→ TASK: Give the data below again exactly as written, without its pictures.

>> START MATERIAL SUPPLIED

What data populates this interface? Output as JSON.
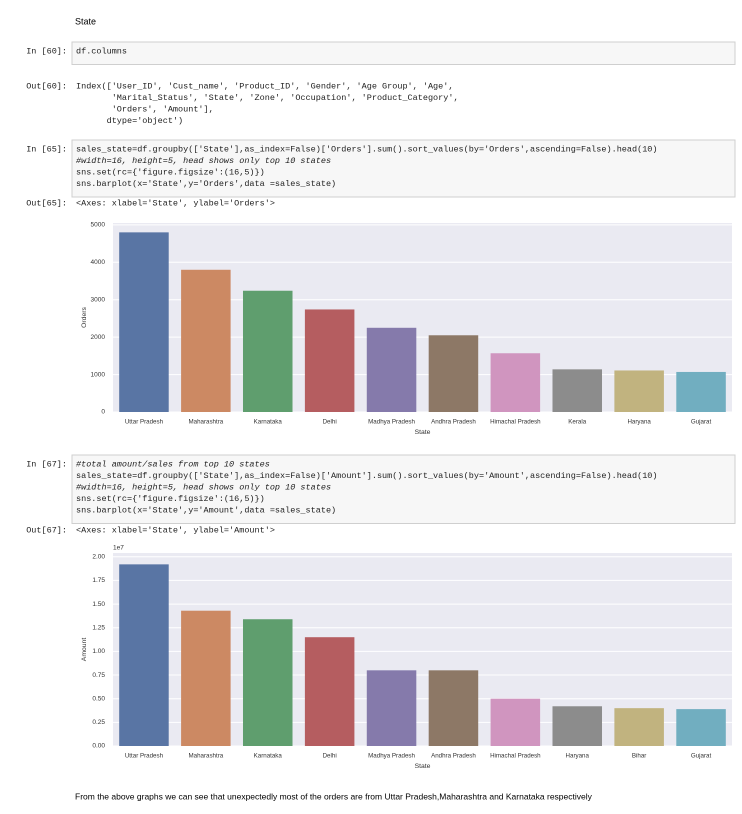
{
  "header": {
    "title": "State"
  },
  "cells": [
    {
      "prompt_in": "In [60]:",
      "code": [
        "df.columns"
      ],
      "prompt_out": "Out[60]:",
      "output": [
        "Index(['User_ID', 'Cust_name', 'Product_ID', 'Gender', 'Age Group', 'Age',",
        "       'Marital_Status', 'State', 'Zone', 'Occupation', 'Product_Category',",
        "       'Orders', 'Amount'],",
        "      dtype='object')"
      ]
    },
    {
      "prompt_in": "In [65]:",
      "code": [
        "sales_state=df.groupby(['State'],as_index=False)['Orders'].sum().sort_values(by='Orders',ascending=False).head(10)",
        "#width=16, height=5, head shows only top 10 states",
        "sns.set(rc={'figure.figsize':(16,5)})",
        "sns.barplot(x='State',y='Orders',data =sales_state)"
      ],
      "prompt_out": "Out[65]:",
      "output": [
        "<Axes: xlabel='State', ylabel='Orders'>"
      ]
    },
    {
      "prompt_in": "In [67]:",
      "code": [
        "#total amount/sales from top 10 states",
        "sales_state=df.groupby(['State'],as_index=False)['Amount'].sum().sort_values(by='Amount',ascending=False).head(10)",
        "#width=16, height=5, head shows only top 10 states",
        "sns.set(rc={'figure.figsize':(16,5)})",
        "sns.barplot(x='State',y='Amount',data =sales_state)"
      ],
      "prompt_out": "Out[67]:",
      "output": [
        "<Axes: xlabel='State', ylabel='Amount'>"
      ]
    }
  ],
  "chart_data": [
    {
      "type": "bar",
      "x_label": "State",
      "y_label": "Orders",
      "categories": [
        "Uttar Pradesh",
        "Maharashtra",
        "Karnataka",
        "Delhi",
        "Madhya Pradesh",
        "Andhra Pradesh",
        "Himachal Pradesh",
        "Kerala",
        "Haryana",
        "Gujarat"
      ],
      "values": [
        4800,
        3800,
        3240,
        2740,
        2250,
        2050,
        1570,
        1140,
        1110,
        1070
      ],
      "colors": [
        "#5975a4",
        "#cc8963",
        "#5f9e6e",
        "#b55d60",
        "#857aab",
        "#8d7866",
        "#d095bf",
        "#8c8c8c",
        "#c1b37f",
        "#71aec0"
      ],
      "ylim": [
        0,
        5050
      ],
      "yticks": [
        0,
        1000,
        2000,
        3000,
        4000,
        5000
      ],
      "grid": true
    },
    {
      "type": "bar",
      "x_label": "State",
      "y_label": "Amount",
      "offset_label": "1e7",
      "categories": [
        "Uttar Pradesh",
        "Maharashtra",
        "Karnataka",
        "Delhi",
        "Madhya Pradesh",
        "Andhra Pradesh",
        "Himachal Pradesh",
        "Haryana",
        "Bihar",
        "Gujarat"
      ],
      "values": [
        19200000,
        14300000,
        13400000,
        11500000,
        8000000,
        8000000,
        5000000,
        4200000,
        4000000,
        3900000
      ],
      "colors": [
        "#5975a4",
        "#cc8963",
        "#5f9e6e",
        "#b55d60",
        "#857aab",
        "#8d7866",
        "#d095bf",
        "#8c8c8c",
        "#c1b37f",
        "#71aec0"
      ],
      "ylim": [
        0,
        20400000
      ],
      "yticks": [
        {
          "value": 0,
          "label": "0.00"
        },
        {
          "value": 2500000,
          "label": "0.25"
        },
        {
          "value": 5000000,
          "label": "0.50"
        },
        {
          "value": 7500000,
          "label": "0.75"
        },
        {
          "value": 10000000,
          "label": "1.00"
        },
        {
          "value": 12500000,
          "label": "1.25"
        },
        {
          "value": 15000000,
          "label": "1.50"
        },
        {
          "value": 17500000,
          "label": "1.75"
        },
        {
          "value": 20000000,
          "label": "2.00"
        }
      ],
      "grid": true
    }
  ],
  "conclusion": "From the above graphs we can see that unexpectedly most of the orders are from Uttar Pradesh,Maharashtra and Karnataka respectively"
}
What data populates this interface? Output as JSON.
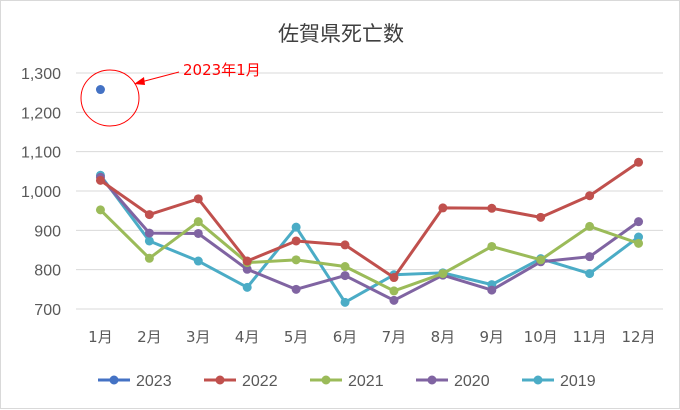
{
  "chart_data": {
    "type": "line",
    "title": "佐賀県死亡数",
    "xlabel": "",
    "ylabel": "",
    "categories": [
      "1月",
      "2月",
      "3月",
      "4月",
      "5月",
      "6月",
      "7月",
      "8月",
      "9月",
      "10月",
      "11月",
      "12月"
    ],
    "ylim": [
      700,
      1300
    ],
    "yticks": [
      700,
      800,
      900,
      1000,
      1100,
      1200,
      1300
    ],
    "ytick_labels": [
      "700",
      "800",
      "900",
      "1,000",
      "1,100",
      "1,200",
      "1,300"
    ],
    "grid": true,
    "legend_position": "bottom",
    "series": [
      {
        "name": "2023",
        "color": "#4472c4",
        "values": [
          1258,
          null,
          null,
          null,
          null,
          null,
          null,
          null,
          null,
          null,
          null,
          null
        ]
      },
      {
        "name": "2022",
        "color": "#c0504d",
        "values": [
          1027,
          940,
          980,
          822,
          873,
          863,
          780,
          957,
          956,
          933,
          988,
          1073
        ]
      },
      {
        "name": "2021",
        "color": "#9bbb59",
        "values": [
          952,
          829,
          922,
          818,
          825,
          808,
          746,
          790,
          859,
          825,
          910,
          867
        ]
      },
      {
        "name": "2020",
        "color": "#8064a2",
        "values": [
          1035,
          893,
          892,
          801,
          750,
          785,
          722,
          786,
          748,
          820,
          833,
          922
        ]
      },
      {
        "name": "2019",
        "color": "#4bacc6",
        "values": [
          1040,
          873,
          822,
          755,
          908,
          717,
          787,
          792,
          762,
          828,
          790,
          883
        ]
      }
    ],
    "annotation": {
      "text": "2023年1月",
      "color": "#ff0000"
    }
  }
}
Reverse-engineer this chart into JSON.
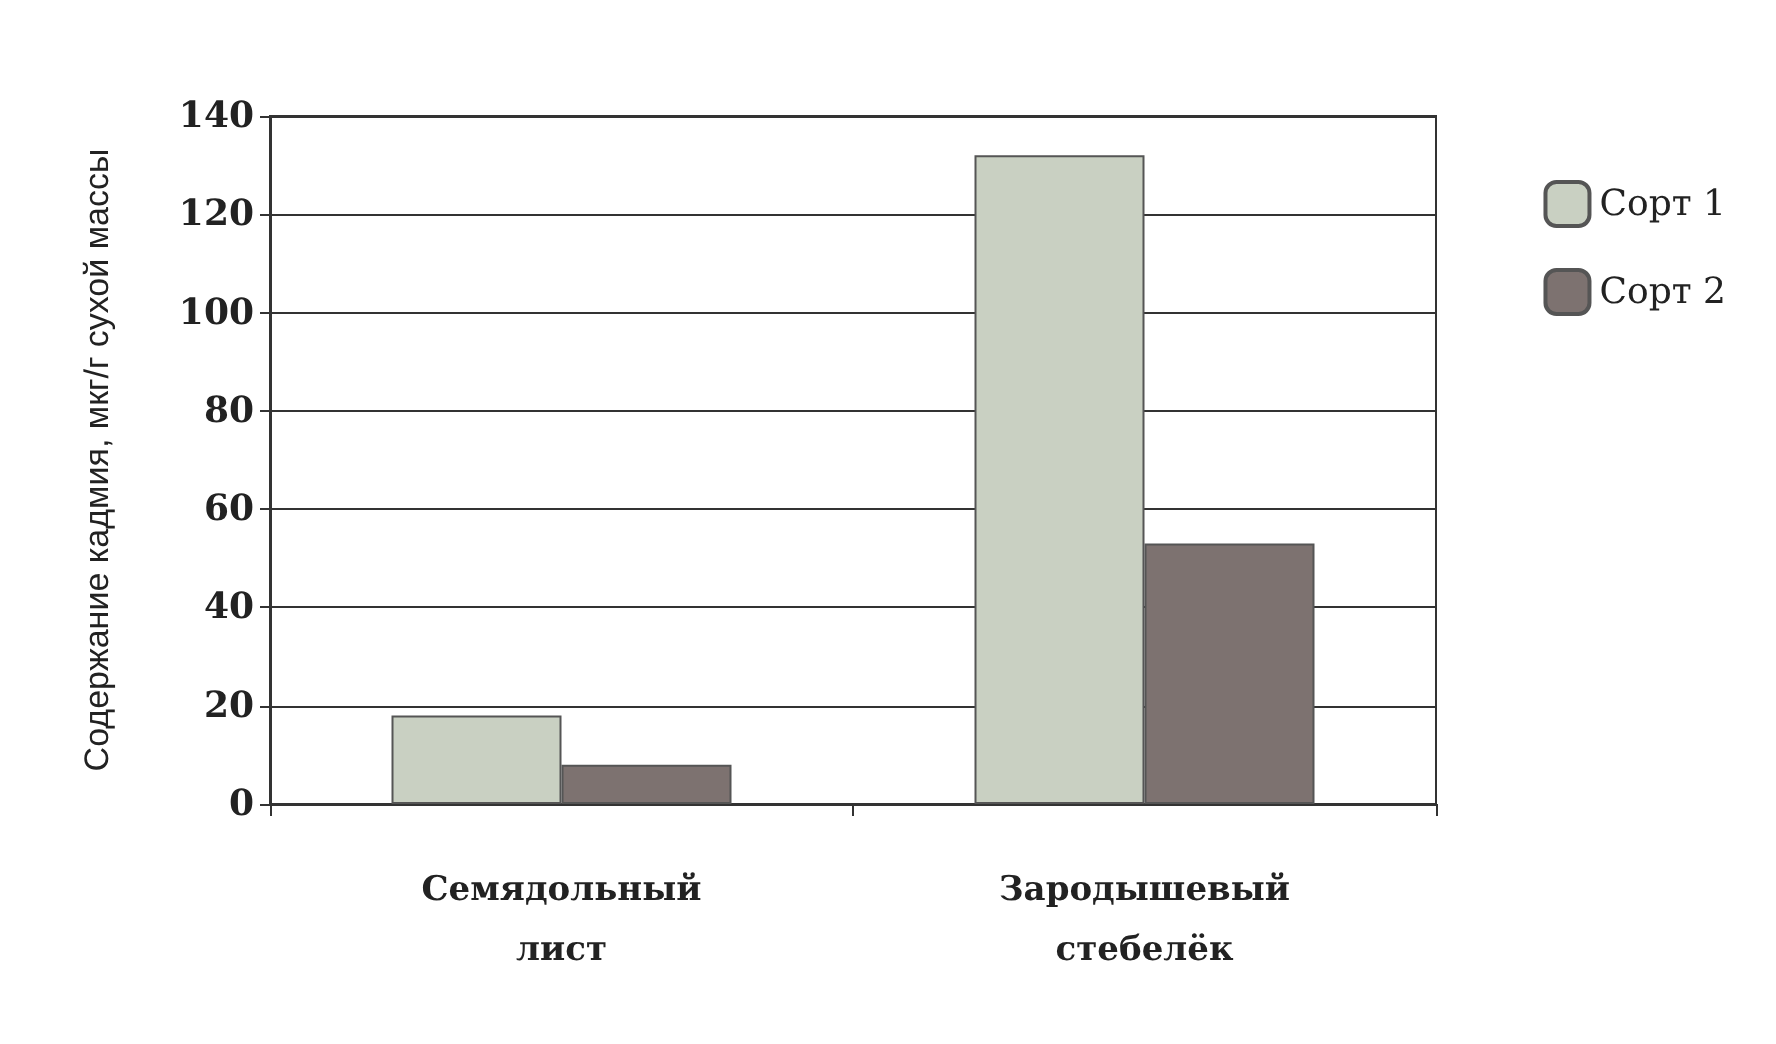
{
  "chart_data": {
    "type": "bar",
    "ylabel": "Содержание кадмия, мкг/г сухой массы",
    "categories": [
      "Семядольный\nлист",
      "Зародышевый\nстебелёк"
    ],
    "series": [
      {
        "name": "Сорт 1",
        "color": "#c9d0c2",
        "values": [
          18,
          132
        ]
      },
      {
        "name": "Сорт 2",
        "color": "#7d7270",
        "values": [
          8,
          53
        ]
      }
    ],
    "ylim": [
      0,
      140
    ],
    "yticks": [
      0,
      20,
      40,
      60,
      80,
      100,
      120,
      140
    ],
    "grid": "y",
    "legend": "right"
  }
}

>> END MATERIAL SUPPLIED

→ COMPLETE ANSWER:
What data populates this interface? Output as JSON.
{
  "header": {
    "title": "State"
  },
  "cells": [
    {
      "prompt_in": "In [60]:",
      "code": [
        "df.columns"
      ],
      "prompt_out": "Out[60]:",
      "output": [
        "Index(['User_ID', 'Cust_name', 'Product_ID', 'Gender', 'Age Group', 'Age',",
        "       'Marital_Status', 'State', 'Zone', 'Occupation', 'Product_Category',",
        "       'Orders', 'Amount'],",
        "      dtype='object')"
      ]
    },
    {
      "prompt_in": "In [65]:",
      "code": [
        "sales_state=df.groupby(['State'],as_index=False)['Orders'].sum().sort_values(by='Orders',ascending=False).head(10)",
        "#width=16, height=5, head shows only top 10 states",
        "sns.set(rc={'figure.figsize':(16,5)})",
        "sns.barplot(x='State',y='Orders',data =sales_state)"
      ],
      "prompt_out": "Out[65]:",
      "output": [
        "<Axes: xlabel='State', ylabel='Orders'>"
      ]
    },
    {
      "prompt_in": "In [67]:",
      "code": [
        "#total amount/sales from top 10 states",
        "sales_state=df.groupby(['State'],as_index=False)['Amount'].sum().sort_values(by='Amount',ascending=False).head(10)",
        "#width=16, height=5, head shows only top 10 states",
        "sns.set(rc={'figure.figsize':(16,5)})",
        "sns.barplot(x='State',y='Amount',data =sales_state)"
      ],
      "prompt_out": "Out[67]:",
      "output": [
        "<Axes: xlabel='State', ylabel='Amount'>"
      ]
    }
  ],
  "chart_data": [
    {
      "type": "bar",
      "x_label": "State",
      "y_label": "Orders",
      "categories": [
        "Uttar Pradesh",
        "Maharashtra",
        "Karnataka",
        "Delhi",
        "Madhya Pradesh",
        "Andhra Pradesh",
        "Himachal Pradesh",
        "Kerala",
        "Haryana",
        "Gujarat"
      ],
      "values": [
        4800,
        3800,
        3240,
        2740,
        2250,
        2050,
        1570,
        1140,
        1110,
        1070
      ],
      "colors": [
        "#5975a4",
        "#cc8963",
        "#5f9e6e",
        "#b55d60",
        "#857aab",
        "#8d7866",
        "#d095bf",
        "#8c8c8c",
        "#c1b37f",
        "#71aec0"
      ],
      "ylim": [
        0,
        5050
      ],
      "yticks": [
        0,
        1000,
        2000,
        3000,
        4000,
        5000
      ],
      "grid": true
    },
    {
      "type": "bar",
      "x_label": "State",
      "y_label": "Amount",
      "offset_label": "1e7",
      "categories": [
        "Uttar Pradesh",
        "Maharashtra",
        "Karnataka",
        "Delhi",
        "Madhya Pradesh",
        "Andhra Pradesh",
        "Himachal Pradesh",
        "Haryana",
        "Bihar",
        "Gujarat"
      ],
      "values": [
        19200000,
        14300000,
        13400000,
        11500000,
        8000000,
        8000000,
        5000000,
        4200000,
        4000000,
        3900000
      ],
      "colors": [
        "#5975a4",
        "#cc8963",
        "#5f9e6e",
        "#b55d60",
        "#857aab",
        "#8d7866",
        "#d095bf",
        "#8c8c8c",
        "#c1b37f",
        "#71aec0"
      ],
      "ylim": [
        0,
        20400000
      ],
      "yticks": [
        {
          "value": 0,
          "label": "0.00"
        },
        {
          "value": 2500000,
          "label": "0.25"
        },
        {
          "value": 5000000,
          "label": "0.50"
        },
        {
          "value": 7500000,
          "label": "0.75"
        },
        {
          "value": 10000000,
          "label": "1.00"
        },
        {
          "value": 12500000,
          "label": "1.25"
        },
        {
          "value": 15000000,
          "label": "1.50"
        },
        {
          "value": 17500000,
          "label": "1.75"
        },
        {
          "value": 20000000,
          "label": "2.00"
        }
      ],
      "grid": true
    }
  ],
  "conclusion": "From the above graphs we can see that unexpectedly most of the orders are from Uttar Pradesh,Maharashtra and Karnataka respectively"
}
What data populates this interface? Output as JSON.
{
  "chart_data": {
    "type": "line",
    "title": "佐賀県死亡数",
    "xlabel": "",
    "ylabel": "",
    "categories": [
      "1月",
      "2月",
      "3月",
      "4月",
      "5月",
      "6月",
      "7月",
      "8月",
      "9月",
      "10月",
      "11月",
      "12月"
    ],
    "ylim": [
      700,
      1300
    ],
    "yticks": [
      700,
      800,
      900,
      1000,
      1100,
      1200,
      1300
    ],
    "ytick_labels": [
      "700",
      "800",
      "900",
      "1,000",
      "1,100",
      "1,200",
      "1,300"
    ],
    "grid": true,
    "legend_position": "bottom",
    "series": [
      {
        "name": "2023",
        "color": "#4472c4",
        "values": [
          1258,
          null,
          null,
          null,
          null,
          null,
          null,
          null,
          null,
          null,
          null,
          null
        ]
      },
      {
        "name": "2022",
        "color": "#c0504d",
        "values": [
          1027,
          940,
          980,
          822,
          873,
          863,
          780,
          957,
          956,
          933,
          988,
          1073
        ]
      },
      {
        "name": "2021",
        "color": "#9bbb59",
        "values": [
          952,
          829,
          922,
          818,
          825,
          808,
          746,
          790,
          859,
          825,
          910,
          867
        ]
      },
      {
        "name": "2020",
        "color": "#8064a2",
        "values": [
          1035,
          893,
          892,
          801,
          750,
          785,
          722,
          786,
          748,
          820,
          833,
          922
        ]
      },
      {
        "name": "2019",
        "color": "#4bacc6",
        "values": [
          1040,
          873,
          822,
          755,
          908,
          717,
          787,
          792,
          762,
          828,
          790,
          883
        ]
      }
    ],
    "annotation": {
      "text": "2023年1月",
      "color": "#ff0000"
    }
  }
}
Reverse-engineer this chart into JSON.
{
  "chart_data": {
    "type": "bar",
    "ylabel": "Содержание кадмия, мкг/г сухой массы",
    "categories": [
      "Семядольный\nлист",
      "Зародышевый\nстебелёк"
    ],
    "series": [
      {
        "name": "Сорт 1",
        "color": "#c9d0c2",
        "values": [
          18,
          132
        ]
      },
      {
        "name": "Сорт 2",
        "color": "#7d7270",
        "values": [
          8,
          53
        ]
      }
    ],
    "ylim": [
      0,
      140
    ],
    "yticks": [
      0,
      20,
      40,
      60,
      80,
      100,
      120,
      140
    ],
    "grid": "y",
    "legend": "right"
  }
}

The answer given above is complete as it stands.